**Saved entries:**
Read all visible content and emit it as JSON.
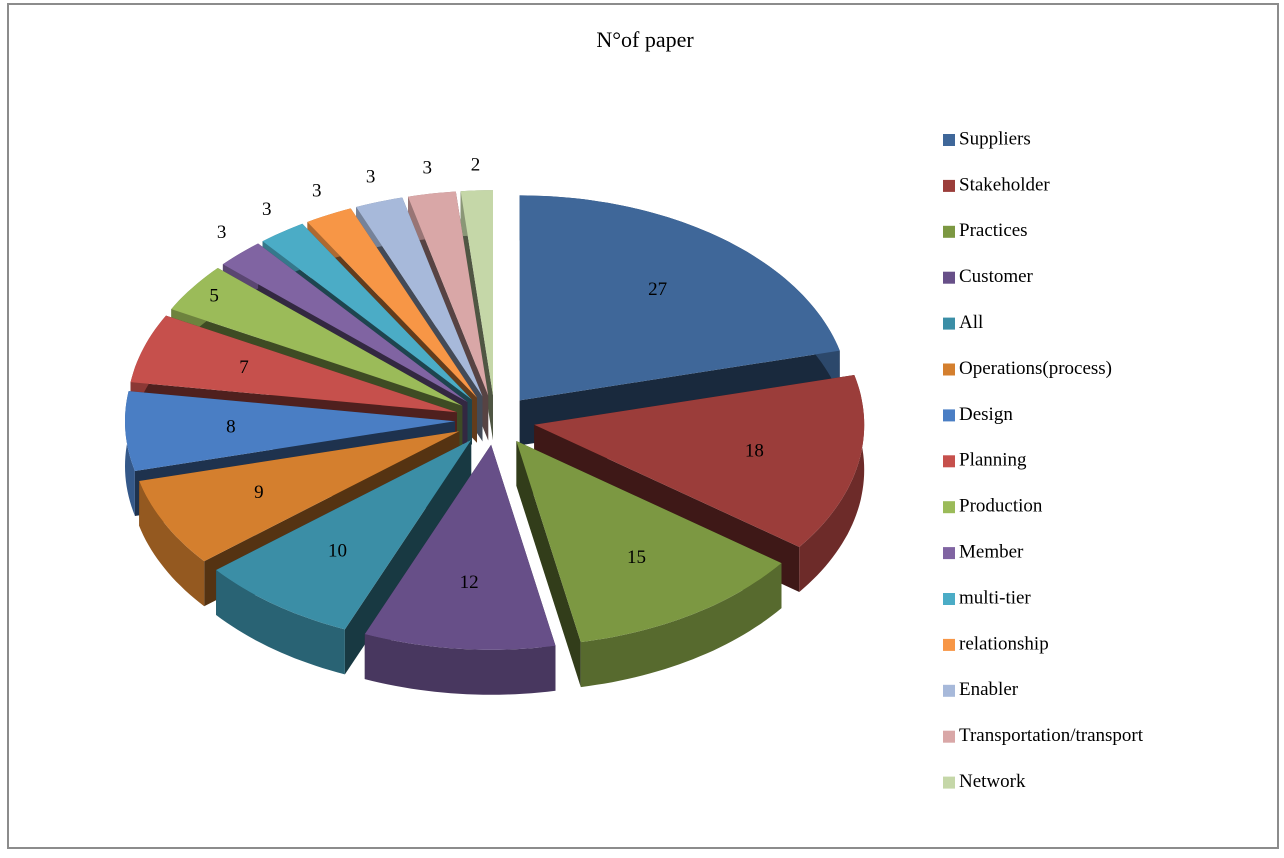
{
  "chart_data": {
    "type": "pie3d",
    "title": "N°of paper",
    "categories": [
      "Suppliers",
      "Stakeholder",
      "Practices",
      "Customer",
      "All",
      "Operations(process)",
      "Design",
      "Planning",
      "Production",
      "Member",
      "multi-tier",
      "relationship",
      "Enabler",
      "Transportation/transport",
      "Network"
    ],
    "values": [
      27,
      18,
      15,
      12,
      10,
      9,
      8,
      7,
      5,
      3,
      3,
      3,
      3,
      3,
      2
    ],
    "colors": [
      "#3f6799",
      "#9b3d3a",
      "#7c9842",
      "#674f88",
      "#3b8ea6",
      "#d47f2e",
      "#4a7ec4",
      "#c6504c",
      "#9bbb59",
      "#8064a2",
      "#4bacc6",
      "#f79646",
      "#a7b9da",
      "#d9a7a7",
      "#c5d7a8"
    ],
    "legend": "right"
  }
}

**Instructions to follow:**
Reproduce all entries exactly. Pictures do not belong in the copy.

**Reply to the exercise:**
Read all visible content and emit it as JSON.
{
  "chart_data": {
    "type": "pie3d",
    "title": "N°of paper",
    "categories": [
      "Suppliers",
      "Stakeholder",
      "Practices",
      "Customer",
      "All",
      "Operations(process)",
      "Design",
      "Planning",
      "Production",
      "Member",
      "multi-tier",
      "relationship",
      "Enabler",
      "Transportation/transport",
      "Network"
    ],
    "values": [
      27,
      18,
      15,
      12,
      10,
      9,
      8,
      7,
      5,
      3,
      3,
      3,
      3,
      3,
      2
    ],
    "colors": [
      "#3f6799",
      "#9b3d3a",
      "#7c9842",
      "#674f88",
      "#3b8ea6",
      "#d47f2e",
      "#4a7ec4",
      "#c6504c",
      "#9bbb59",
      "#8064a2",
      "#4bacc6",
      "#f79646",
      "#a7b9da",
      "#d9a7a7",
      "#c5d7a8"
    ],
    "legend": "right"
  }
}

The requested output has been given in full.